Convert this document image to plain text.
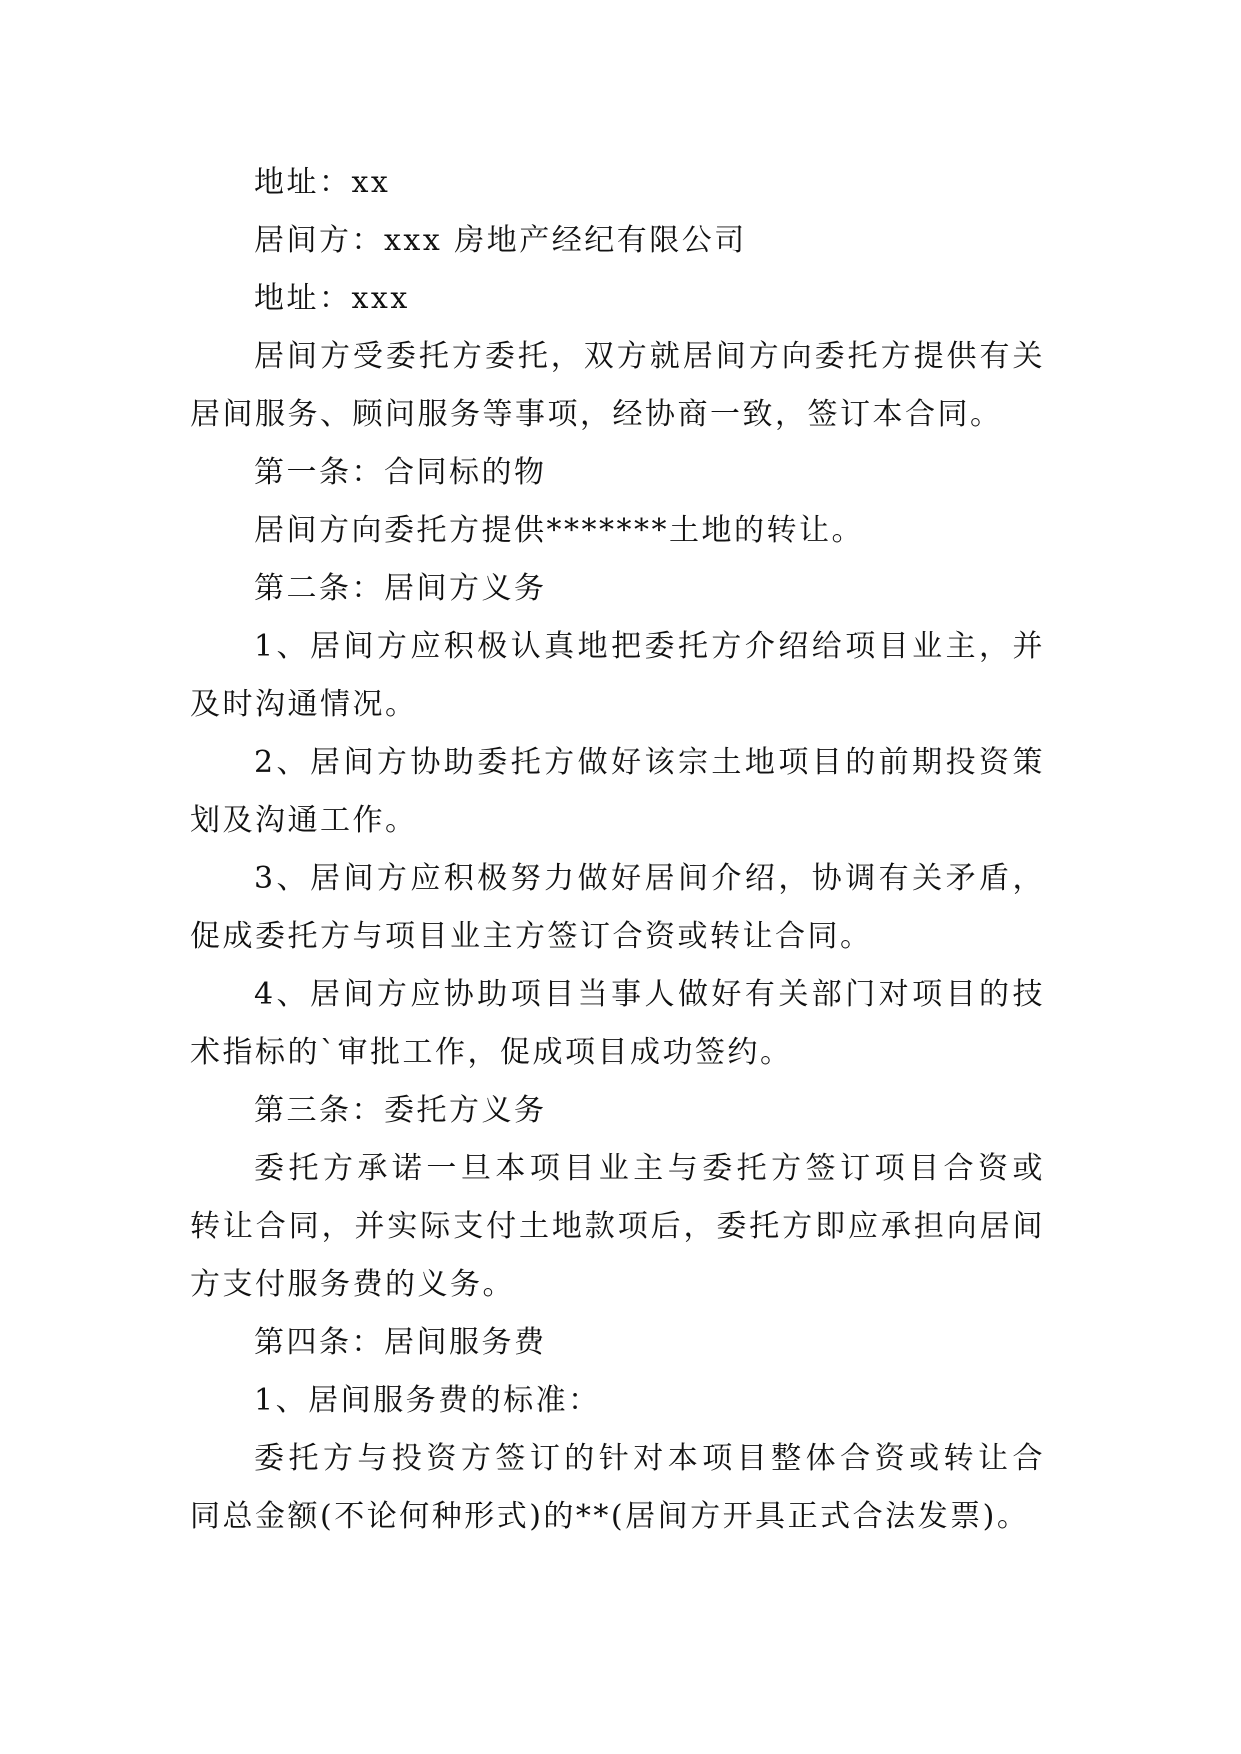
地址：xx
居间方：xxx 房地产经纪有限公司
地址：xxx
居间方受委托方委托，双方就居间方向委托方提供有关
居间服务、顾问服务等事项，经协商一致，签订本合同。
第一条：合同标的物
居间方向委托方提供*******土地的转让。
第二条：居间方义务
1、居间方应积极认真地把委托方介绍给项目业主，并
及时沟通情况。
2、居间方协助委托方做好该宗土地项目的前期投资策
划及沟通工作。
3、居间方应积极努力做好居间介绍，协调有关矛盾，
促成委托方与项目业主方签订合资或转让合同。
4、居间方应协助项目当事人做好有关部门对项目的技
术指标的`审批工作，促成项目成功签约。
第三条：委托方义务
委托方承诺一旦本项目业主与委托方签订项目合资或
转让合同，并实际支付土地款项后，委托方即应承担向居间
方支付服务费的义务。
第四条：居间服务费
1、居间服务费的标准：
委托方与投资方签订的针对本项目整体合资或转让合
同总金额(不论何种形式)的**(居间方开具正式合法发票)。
● ● ● ● ●
> _YOUR OBJECTIVE_: Copy all the data exactly as written, but skip any picture.

> _COMPLETE RESPONSE_:
Convert this document image to plain text.
地址：xx
居间方：xxx 房地产经纪有限公司
地址：xxx
居间方受委托方委托，双方就居间方向委托方提供有关
居间服务、顾问服务等事项，经协商一致，签订本合同。
第一条：合同标的物
居间方向委托方提供*******土地的转让。
第二条：居间方义务
1、居间方应积极认真地把委托方介绍给项目业主，并
及时沟通情况。
2、居间方协助委托方做好该宗土地项目的前期投资策
划及沟通工作。
3、居间方应积极努力做好居间介绍，协调有关矛盾，
促成委托方与项目业主方签订合资或转让合同。
4、居间方应协助项目当事人做好有关部门对项目的技
术指标的`审批工作，促成项目成功签约。
第三条：委托方义务
委托方承诺一旦本项目业主与委托方签订项目合资或
转让合同，并实际支付土地款项后，委托方即应承担向居间
方支付服务费的义务。
第四条：居间服务费
1、居间服务费的标准：
委托方与投资方签订的针对本项目整体合资或转让合
同总金额(不论何种形式)的**(居间方开具正式合法发票)。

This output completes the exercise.